===== EXCERPTED DATA

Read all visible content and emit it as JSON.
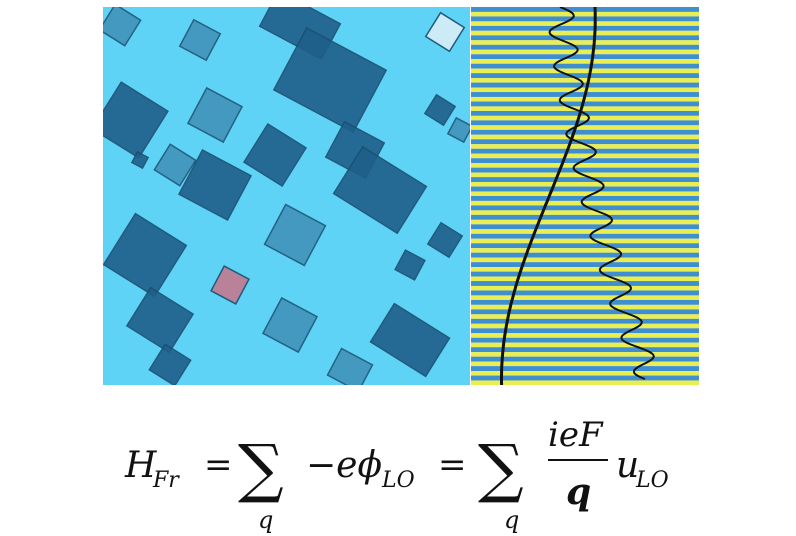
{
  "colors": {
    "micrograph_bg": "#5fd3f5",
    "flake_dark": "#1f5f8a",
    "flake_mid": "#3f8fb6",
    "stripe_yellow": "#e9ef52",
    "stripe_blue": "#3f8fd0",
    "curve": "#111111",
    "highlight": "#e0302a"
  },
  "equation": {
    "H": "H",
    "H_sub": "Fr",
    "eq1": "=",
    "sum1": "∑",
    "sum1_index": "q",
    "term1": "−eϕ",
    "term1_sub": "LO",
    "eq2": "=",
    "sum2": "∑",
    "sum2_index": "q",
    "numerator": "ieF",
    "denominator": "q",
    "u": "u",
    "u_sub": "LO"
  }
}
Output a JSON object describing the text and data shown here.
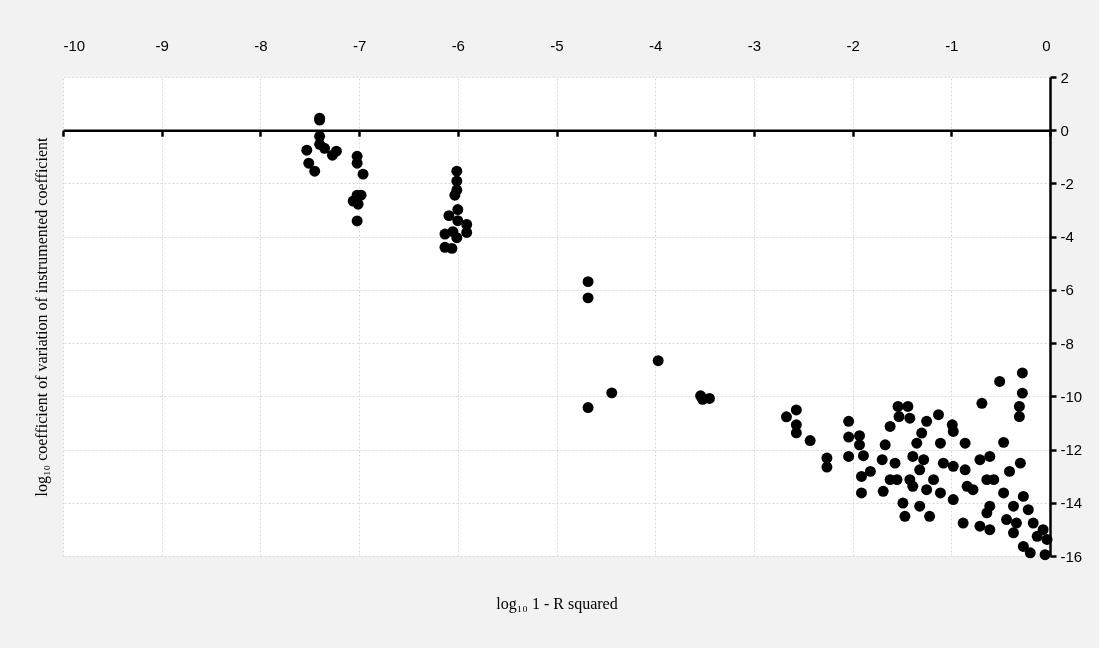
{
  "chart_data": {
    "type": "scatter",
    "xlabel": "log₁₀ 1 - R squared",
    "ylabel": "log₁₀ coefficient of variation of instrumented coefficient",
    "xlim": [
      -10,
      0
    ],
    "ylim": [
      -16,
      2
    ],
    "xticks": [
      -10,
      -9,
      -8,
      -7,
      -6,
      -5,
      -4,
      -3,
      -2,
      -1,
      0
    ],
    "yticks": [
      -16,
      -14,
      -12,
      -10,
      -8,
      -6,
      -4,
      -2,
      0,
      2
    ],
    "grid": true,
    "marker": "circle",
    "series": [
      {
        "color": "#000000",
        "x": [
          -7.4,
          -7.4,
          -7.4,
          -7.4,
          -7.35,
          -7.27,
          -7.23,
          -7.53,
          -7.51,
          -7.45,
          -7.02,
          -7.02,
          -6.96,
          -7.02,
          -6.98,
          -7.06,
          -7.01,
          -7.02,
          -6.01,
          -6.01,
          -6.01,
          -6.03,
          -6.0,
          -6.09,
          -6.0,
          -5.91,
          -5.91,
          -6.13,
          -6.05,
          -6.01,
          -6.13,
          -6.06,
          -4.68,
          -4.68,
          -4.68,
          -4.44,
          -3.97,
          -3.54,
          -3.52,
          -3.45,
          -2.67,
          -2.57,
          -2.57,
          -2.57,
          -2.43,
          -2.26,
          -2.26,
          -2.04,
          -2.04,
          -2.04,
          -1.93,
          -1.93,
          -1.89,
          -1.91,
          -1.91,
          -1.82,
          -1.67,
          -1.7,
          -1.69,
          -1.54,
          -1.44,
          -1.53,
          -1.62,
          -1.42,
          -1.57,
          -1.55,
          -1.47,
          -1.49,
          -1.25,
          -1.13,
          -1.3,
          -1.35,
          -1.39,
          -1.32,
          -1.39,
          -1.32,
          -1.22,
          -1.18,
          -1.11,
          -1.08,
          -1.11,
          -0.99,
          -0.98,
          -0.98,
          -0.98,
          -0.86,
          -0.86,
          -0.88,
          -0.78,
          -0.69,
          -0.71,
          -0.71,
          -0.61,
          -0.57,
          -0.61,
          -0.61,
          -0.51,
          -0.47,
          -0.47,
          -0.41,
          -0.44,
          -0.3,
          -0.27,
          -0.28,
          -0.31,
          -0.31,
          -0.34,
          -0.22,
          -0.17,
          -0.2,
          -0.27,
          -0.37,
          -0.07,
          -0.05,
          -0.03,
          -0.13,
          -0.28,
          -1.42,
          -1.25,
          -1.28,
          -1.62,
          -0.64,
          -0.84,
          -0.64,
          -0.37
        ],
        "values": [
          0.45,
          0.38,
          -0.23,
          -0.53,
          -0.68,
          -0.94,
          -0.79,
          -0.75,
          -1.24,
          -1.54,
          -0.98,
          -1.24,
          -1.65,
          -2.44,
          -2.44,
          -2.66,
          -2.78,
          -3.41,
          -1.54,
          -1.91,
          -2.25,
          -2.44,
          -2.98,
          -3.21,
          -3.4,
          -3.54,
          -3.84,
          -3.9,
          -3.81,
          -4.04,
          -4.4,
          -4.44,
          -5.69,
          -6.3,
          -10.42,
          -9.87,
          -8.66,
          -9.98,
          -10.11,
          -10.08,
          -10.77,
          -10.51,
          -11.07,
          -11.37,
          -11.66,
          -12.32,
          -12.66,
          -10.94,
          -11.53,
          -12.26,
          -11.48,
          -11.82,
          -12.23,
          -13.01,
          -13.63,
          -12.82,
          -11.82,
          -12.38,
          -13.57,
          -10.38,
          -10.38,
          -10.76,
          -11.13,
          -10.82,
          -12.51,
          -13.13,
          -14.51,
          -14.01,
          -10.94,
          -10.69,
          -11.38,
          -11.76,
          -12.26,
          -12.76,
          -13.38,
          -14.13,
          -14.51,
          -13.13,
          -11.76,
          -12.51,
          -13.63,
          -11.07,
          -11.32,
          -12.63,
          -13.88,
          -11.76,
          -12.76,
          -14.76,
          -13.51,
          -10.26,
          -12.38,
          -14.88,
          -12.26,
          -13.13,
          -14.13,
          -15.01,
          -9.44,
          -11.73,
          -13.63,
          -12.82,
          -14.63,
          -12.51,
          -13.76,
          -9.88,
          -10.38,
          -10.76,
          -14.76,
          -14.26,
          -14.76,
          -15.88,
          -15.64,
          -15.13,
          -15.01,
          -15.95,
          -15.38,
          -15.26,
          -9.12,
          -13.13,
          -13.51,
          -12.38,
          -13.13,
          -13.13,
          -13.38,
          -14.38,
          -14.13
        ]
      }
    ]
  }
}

==========

| TASK BRIEF |
Identify all lines where the word "JSON" shows up. Copy them.

| OUTPUT BELOW |
Read all visible content and emit it as JSON.
Output a JSON object describing the text and data shown here.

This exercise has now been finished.